Task statement:
Copy out the data exactly, leaving the pictures behind.

Given records:
^^^^

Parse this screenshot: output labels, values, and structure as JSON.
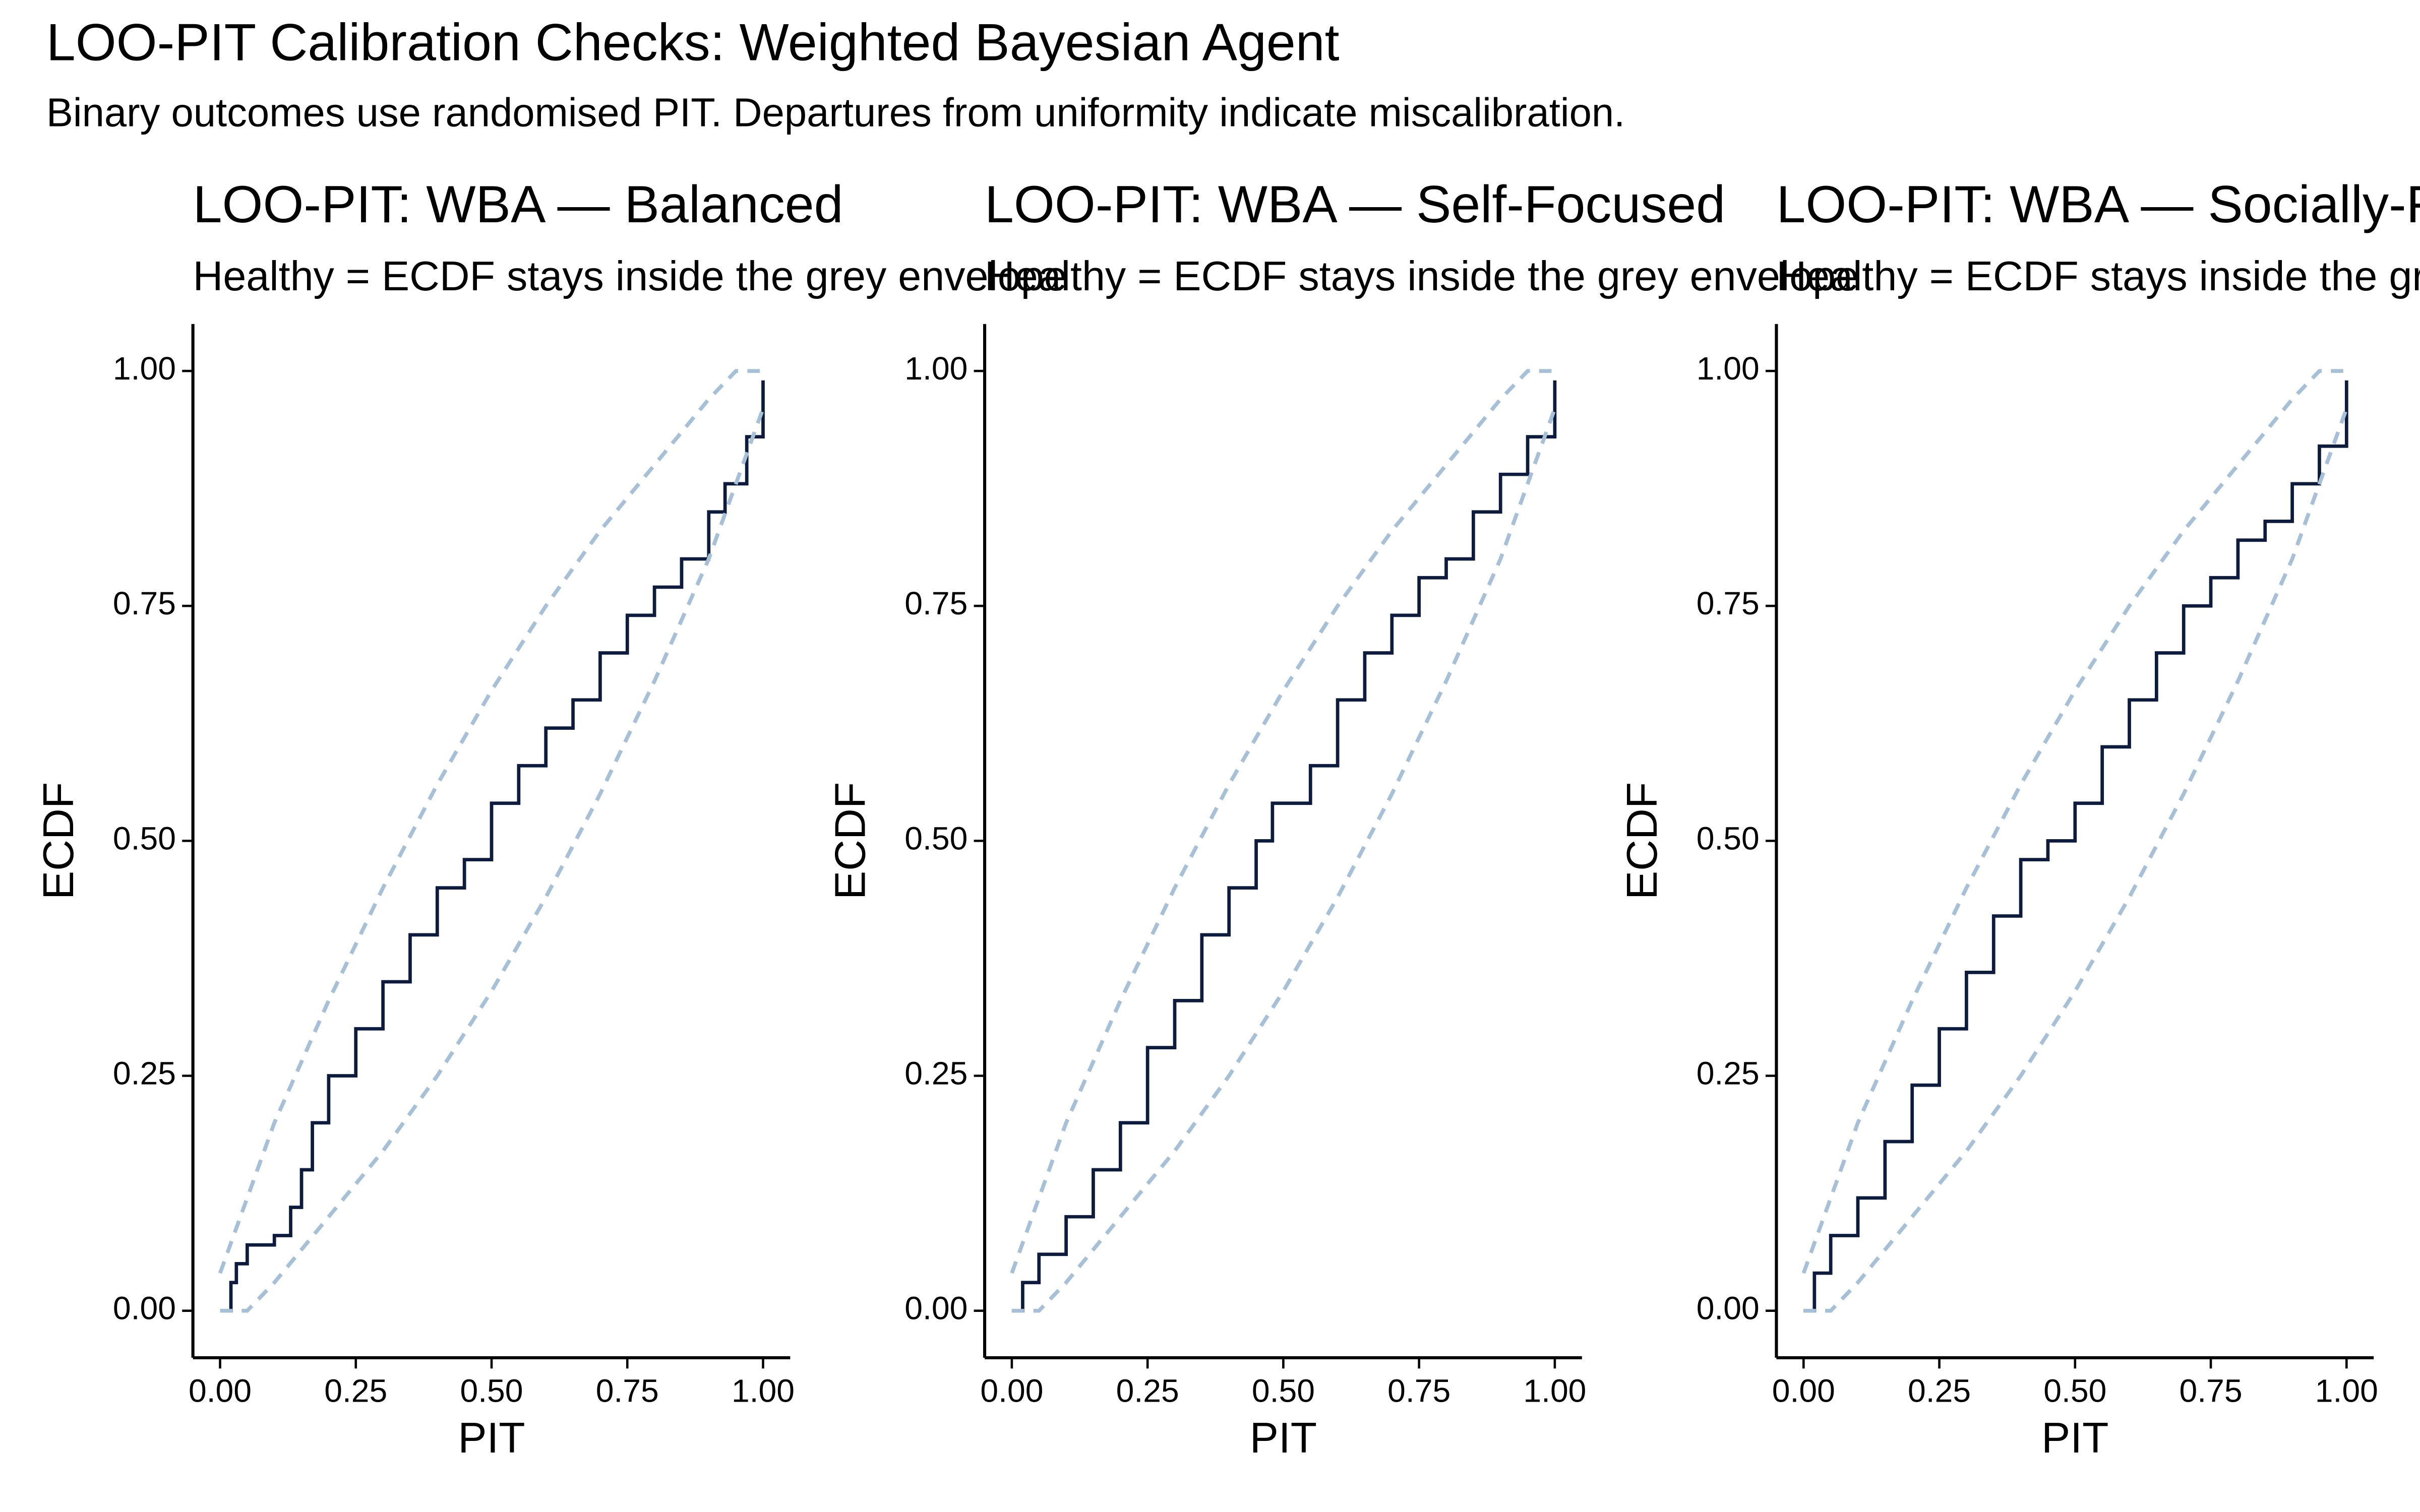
{
  "title": "LOO-PIT Calibration Checks: Weighted Bayesian Agent",
  "subtitle": "Binary outcomes use randomised PIT. Departures from uniformity indicate miscalibration.",
  "chart_data": [
    {
      "type": "line",
      "title": "LOO-PIT: WBA — Balanced",
      "subtitle": "Healthy = ECDF stays inside the grey envelope",
      "xlabel": "PIT",
      "ylabel": "ECDF",
      "xlim": [
        -0.05,
        1.05
      ],
      "ylim": [
        -0.05,
        1.05
      ],
      "xticks": [
        {
          "value": 0,
          "label": "0.00"
        },
        {
          "value": 0.25,
          "label": "0.25"
        },
        {
          "value": 0.5,
          "label": "0.50"
        },
        {
          "value": 0.75,
          "label": "0.75"
        },
        {
          "value": 1,
          "label": "1.00"
        }
      ],
      "yticks": [
        {
          "value": 0,
          "label": "0.00"
        },
        {
          "value": 0.25,
          "label": "0.25"
        },
        {
          "value": 0.5,
          "label": "0.50"
        },
        {
          "value": 0.75,
          "label": "0.75"
        },
        {
          "value": 1,
          "label": "1.00"
        }
      ],
      "series": [
        {
          "color": "#0d1b3e",
          "step": true,
          "x": [
            0,
            0.02,
            0.03,
            0.05,
            0.1,
            0.13,
            0.15,
            0.17,
            0.2,
            0.25,
            0.3,
            0.35,
            0.4,
            0.45,
            0.5,
            0.55,
            0.6,
            0.65,
            0.7,
            0.75,
            0.8,
            0.85,
            0.9,
            0.93,
            0.97,
            1
          ],
          "values": [
            0,
            0.03,
            0.05,
            0.07,
            0.08,
            0.11,
            0.15,
            0.2,
            0.25,
            0.3,
            0.35,
            0.4,
            0.45,
            0.48,
            0.54,
            0.58,
            0.62,
            0.65,
            0.7,
            0.74,
            0.77,
            0.8,
            0.85,
            0.88,
            0.93,
            0.99
          ]
        },
        {
          "color": "#a6c0d8",
          "dashed": true,
          "x": [
            0,
            0.05,
            0.1,
            0.2,
            0.3,
            0.4,
            0.5,
            0.6,
            0.7,
            0.8,
            0.9,
            0.95,
            1
          ],
          "values": [
            0.04,
            0.12,
            0.2,
            0.33,
            0.45,
            0.56,
            0.66,
            0.75,
            0.83,
            0.9,
            0.97,
            1,
            1
          ]
        },
        {
          "color": "#a6c0d8",
          "dashed": true,
          "x": [
            0,
            0.05,
            0.1,
            0.2,
            0.3,
            0.4,
            0.5,
            0.6,
            0.7,
            0.8,
            0.9,
            1
          ],
          "values": [
            0,
            0,
            0.03,
            0.1,
            0.17,
            0.25,
            0.34,
            0.44,
            0.55,
            0.67,
            0.8,
            0.96
          ]
        }
      ]
    },
    {
      "type": "line",
      "title": "LOO-PIT: WBA — Self-Focused",
      "subtitle": "Healthy = ECDF stays inside the grey envelope",
      "xlabel": "PIT",
      "ylabel": "ECDF",
      "xlim": [
        -0.05,
        1.05
      ],
      "ylim": [
        -0.05,
        1.05
      ],
      "xticks": [
        {
          "value": 0,
          "label": "0.00"
        },
        {
          "value": 0.25,
          "label": "0.25"
        },
        {
          "value": 0.5,
          "label": "0.50"
        },
        {
          "value": 0.75,
          "label": "0.75"
        },
        {
          "value": 1,
          "label": "1.00"
        }
      ],
      "yticks": [
        {
          "value": 0,
          "label": "0.00"
        },
        {
          "value": 0.25,
          "label": "0.25"
        },
        {
          "value": 0.5,
          "label": "0.50"
        },
        {
          "value": 0.75,
          "label": "0.75"
        },
        {
          "value": 1,
          "label": "1.00"
        }
      ],
      "series": [
        {
          "color": "#0d1b3e",
          "step": true,
          "x": [
            0,
            0.02,
            0.05,
            0.1,
            0.15,
            0.2,
            0.25,
            0.3,
            0.35,
            0.4,
            0.45,
            0.48,
            0.55,
            0.6,
            0.65,
            0.7,
            0.75,
            0.8,
            0.85,
            0.9,
            0.95,
            1
          ],
          "values": [
            0,
            0.03,
            0.06,
            0.1,
            0.15,
            0.2,
            0.28,
            0.33,
            0.4,
            0.45,
            0.5,
            0.54,
            0.58,
            0.65,
            0.7,
            0.74,
            0.78,
            0.8,
            0.85,
            0.89,
            0.93,
            0.99
          ]
        },
        {
          "color": "#a6c0d8",
          "dashed": true,
          "x": [
            0,
            0.05,
            0.1,
            0.2,
            0.3,
            0.4,
            0.5,
            0.6,
            0.7,
            0.8,
            0.9,
            0.95,
            1
          ],
          "values": [
            0.04,
            0.12,
            0.2,
            0.33,
            0.45,
            0.56,
            0.66,
            0.75,
            0.83,
            0.9,
            0.97,
            1,
            1
          ]
        },
        {
          "color": "#a6c0d8",
          "dashed": true,
          "x": [
            0,
            0.05,
            0.1,
            0.2,
            0.3,
            0.4,
            0.5,
            0.6,
            0.7,
            0.8,
            0.9,
            1
          ],
          "values": [
            0,
            0,
            0.03,
            0.1,
            0.17,
            0.25,
            0.34,
            0.44,
            0.55,
            0.67,
            0.8,
            0.96
          ]
        }
      ]
    },
    {
      "type": "line",
      "title": "LOO-PIT: WBA — Socially-Focused",
      "subtitle": "Healthy = ECDF stays inside the grey envelope",
      "xlabel": "PIT",
      "ylabel": "ECDF",
      "xlim": [
        -0.05,
        1.05
      ],
      "ylim": [
        -0.05,
        1.05
      ],
      "xticks": [
        {
          "value": 0,
          "label": "0.00"
        },
        {
          "value": 0.25,
          "label": "0.25"
        },
        {
          "value": 0.5,
          "label": "0.50"
        },
        {
          "value": 0.75,
          "label": "0.75"
        },
        {
          "value": 1,
          "label": "1.00"
        }
      ],
      "yticks": [
        {
          "value": 0,
          "label": "0.00"
        },
        {
          "value": 0.25,
          "label": "0.25"
        },
        {
          "value": 0.5,
          "label": "0.50"
        },
        {
          "value": 0.75,
          "label": "0.75"
        },
        {
          "value": 1,
          "label": "1.00"
        }
      ],
      "series": [
        {
          "color": "#0d1b3e",
          "step": true,
          "x": [
            0,
            0.02,
            0.05,
            0.1,
            0.15,
            0.2,
            0.25,
            0.3,
            0.35,
            0.4,
            0.45,
            0.5,
            0.55,
            0.6,
            0.65,
            0.7,
            0.75,
            0.8,
            0.85,
            0.9,
            0.95,
            1
          ],
          "values": [
            0,
            0.04,
            0.08,
            0.12,
            0.18,
            0.24,
            0.3,
            0.36,
            0.42,
            0.48,
            0.5,
            0.54,
            0.6,
            0.65,
            0.7,
            0.75,
            0.78,
            0.82,
            0.84,
            0.88,
            0.92,
            0.99
          ]
        },
        {
          "color": "#a6c0d8",
          "dashed": true,
          "x": [
            0,
            0.05,
            0.1,
            0.2,
            0.3,
            0.4,
            0.5,
            0.6,
            0.7,
            0.8,
            0.9,
            0.95,
            1
          ],
          "values": [
            0.04,
            0.12,
            0.2,
            0.33,
            0.45,
            0.56,
            0.66,
            0.75,
            0.83,
            0.9,
            0.97,
            1,
            1
          ]
        },
        {
          "color": "#a6c0d8",
          "dashed": true,
          "x": [
            0,
            0.05,
            0.1,
            0.2,
            0.3,
            0.4,
            0.5,
            0.6,
            0.7,
            0.8,
            0.9,
            1
          ],
          "values": [
            0,
            0,
            0.03,
            0.1,
            0.17,
            0.25,
            0.34,
            0.44,
            0.55,
            0.67,
            0.8,
            0.96
          ]
        }
      ]
    }
  ]
}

^^^^

Task solution:
Parse this screenshot: output labels, values, and structure as JSON.
{
  "title": "LOO-PIT Calibration Checks: Weighted Bayesian Agent",
  "subtitle": "Binary outcomes use randomised PIT. Departures from uniformity indicate miscalibration.",
  "chart_data": [
    {
      "type": "line",
      "title": "LOO-PIT: WBA — Balanced",
      "subtitle": "Healthy = ECDF stays inside the grey envelope",
      "xlabel": "PIT",
      "ylabel": "ECDF",
      "xlim": [
        -0.05,
        1.05
      ],
      "ylim": [
        -0.05,
        1.05
      ],
      "xticks": [
        {
          "value": 0,
          "label": "0.00"
        },
        {
          "value": 0.25,
          "label": "0.25"
        },
        {
          "value": 0.5,
          "label": "0.50"
        },
        {
          "value": 0.75,
          "label": "0.75"
        },
        {
          "value": 1,
          "label": "1.00"
        }
      ],
      "yticks": [
        {
          "value": 0,
          "label": "0.00"
        },
        {
          "value": 0.25,
          "label": "0.25"
        },
        {
          "value": 0.5,
          "label": "0.50"
        },
        {
          "value": 0.75,
          "label": "0.75"
        },
        {
          "value": 1,
          "label": "1.00"
        }
      ],
      "series": [
        {
          "color": "#0d1b3e",
          "step": true,
          "x": [
            0,
            0.02,
            0.03,
            0.05,
            0.1,
            0.13,
            0.15,
            0.17,
            0.2,
            0.25,
            0.3,
            0.35,
            0.4,
            0.45,
            0.5,
            0.55,
            0.6,
            0.65,
            0.7,
            0.75,
            0.8,
            0.85,
            0.9,
            0.93,
            0.97,
            1
          ],
          "values": [
            0,
            0.03,
            0.05,
            0.07,
            0.08,
            0.11,
            0.15,
            0.2,
            0.25,
            0.3,
            0.35,
            0.4,
            0.45,
            0.48,
            0.54,
            0.58,
            0.62,
            0.65,
            0.7,
            0.74,
            0.77,
            0.8,
            0.85,
            0.88,
            0.93,
            0.99
          ]
        },
        {
          "color": "#a6c0d8",
          "dashed": true,
          "x": [
            0,
            0.05,
            0.1,
            0.2,
            0.3,
            0.4,
            0.5,
            0.6,
            0.7,
            0.8,
            0.9,
            0.95,
            1
          ],
          "values": [
            0.04,
            0.12,
            0.2,
            0.33,
            0.45,
            0.56,
            0.66,
            0.75,
            0.83,
            0.9,
            0.97,
            1,
            1
          ]
        },
        {
          "color": "#a6c0d8",
          "dashed": true,
          "x": [
            0,
            0.05,
            0.1,
            0.2,
            0.3,
            0.4,
            0.5,
            0.6,
            0.7,
            0.8,
            0.9,
            1
          ],
          "values": [
            0,
            0,
            0.03,
            0.1,
            0.17,
            0.25,
            0.34,
            0.44,
            0.55,
            0.67,
            0.8,
            0.96
          ]
        }
      ]
    },
    {
      "type": "line",
      "title": "LOO-PIT: WBA — Self-Focused",
      "subtitle": "Healthy = ECDF stays inside the grey envelope",
      "xlabel": "PIT",
      "ylabel": "ECDF",
      "xlim": [
        -0.05,
        1.05
      ],
      "ylim": [
        -0.05,
        1.05
      ],
      "xticks": [
        {
          "value": 0,
          "label": "0.00"
        },
        {
          "value": 0.25,
          "label": "0.25"
        },
        {
          "value": 0.5,
          "label": "0.50"
        },
        {
          "value": 0.75,
          "label": "0.75"
        },
        {
          "value": 1,
          "label": "1.00"
        }
      ],
      "yticks": [
        {
          "value": 0,
          "label": "0.00"
        },
        {
          "value": 0.25,
          "label": "0.25"
        },
        {
          "value": 0.5,
          "label": "0.50"
        },
        {
          "value": 0.75,
          "label": "0.75"
        },
        {
          "value": 1,
          "label": "1.00"
        }
      ],
      "series": [
        {
          "color": "#0d1b3e",
          "step": true,
          "x": [
            0,
            0.02,
            0.05,
            0.1,
            0.15,
            0.2,
            0.25,
            0.3,
            0.35,
            0.4,
            0.45,
            0.48,
            0.55,
            0.6,
            0.65,
            0.7,
            0.75,
            0.8,
            0.85,
            0.9,
            0.95,
            1
          ],
          "values": [
            0,
            0.03,
            0.06,
            0.1,
            0.15,
            0.2,
            0.28,
            0.33,
            0.4,
            0.45,
            0.5,
            0.54,
            0.58,
            0.65,
            0.7,
            0.74,
            0.78,
            0.8,
            0.85,
            0.89,
            0.93,
            0.99
          ]
        },
        {
          "color": "#a6c0d8",
          "dashed": true,
          "x": [
            0,
            0.05,
            0.1,
            0.2,
            0.3,
            0.4,
            0.5,
            0.6,
            0.7,
            0.8,
            0.9,
            0.95,
            1
          ],
          "values": [
            0.04,
            0.12,
            0.2,
            0.33,
            0.45,
            0.56,
            0.66,
            0.75,
            0.83,
            0.9,
            0.97,
            1,
            1
          ]
        },
        {
          "color": "#a6c0d8",
          "dashed": true,
          "x": [
            0,
            0.05,
            0.1,
            0.2,
            0.3,
            0.4,
            0.5,
            0.6,
            0.7,
            0.8,
            0.9,
            1
          ],
          "values": [
            0,
            0,
            0.03,
            0.1,
            0.17,
            0.25,
            0.34,
            0.44,
            0.55,
            0.67,
            0.8,
            0.96
          ]
        }
      ]
    },
    {
      "type": "line",
      "title": "LOO-PIT: WBA — Socially-Focused",
      "subtitle": "Healthy = ECDF stays inside the grey envelope",
      "xlabel": "PIT",
      "ylabel": "ECDF",
      "xlim": [
        -0.05,
        1.05
      ],
      "ylim": [
        -0.05,
        1.05
      ],
      "xticks": [
        {
          "value": 0,
          "label": "0.00"
        },
        {
          "value": 0.25,
          "label": "0.25"
        },
        {
          "value": 0.5,
          "label": "0.50"
        },
        {
          "value": 0.75,
          "label": "0.75"
        },
        {
          "value": 1,
          "label": "1.00"
        }
      ],
      "yticks": [
        {
          "value": 0,
          "label": "0.00"
        },
        {
          "value": 0.25,
          "label": "0.25"
        },
        {
          "value": 0.5,
          "label": "0.50"
        },
        {
          "value": 0.75,
          "label": "0.75"
        },
        {
          "value": 1,
          "label": "1.00"
        }
      ],
      "series": [
        {
          "color": "#0d1b3e",
          "step": true,
          "x": [
            0,
            0.02,
            0.05,
            0.1,
            0.15,
            0.2,
            0.25,
            0.3,
            0.35,
            0.4,
            0.45,
            0.5,
            0.55,
            0.6,
            0.65,
            0.7,
            0.75,
            0.8,
            0.85,
            0.9,
            0.95,
            1
          ],
          "values": [
            0,
            0.04,
            0.08,
            0.12,
            0.18,
            0.24,
            0.3,
            0.36,
            0.42,
            0.48,
            0.5,
            0.54,
            0.6,
            0.65,
            0.7,
            0.75,
            0.78,
            0.82,
            0.84,
            0.88,
            0.92,
            0.99
          ]
        },
        {
          "color": "#a6c0d8",
          "dashed": true,
          "x": [
            0,
            0.05,
            0.1,
            0.2,
            0.3,
            0.4,
            0.5,
            0.6,
            0.7,
            0.8,
            0.9,
            0.95,
            1
          ],
          "values": [
            0.04,
            0.12,
            0.2,
            0.33,
            0.45,
            0.56,
            0.66,
            0.75,
            0.83,
            0.9,
            0.97,
            1,
            1
          ]
        },
        {
          "color": "#a6c0d8",
          "dashed": true,
          "x": [
            0,
            0.05,
            0.1,
            0.2,
            0.3,
            0.4,
            0.5,
            0.6,
            0.7,
            0.8,
            0.9,
            1
          ],
          "values": [
            0,
            0,
            0.03,
            0.1,
            0.17,
            0.25,
            0.34,
            0.44,
            0.55,
            0.67,
            0.8,
            0.96
          ]
        }
      ]
    }
  ]
}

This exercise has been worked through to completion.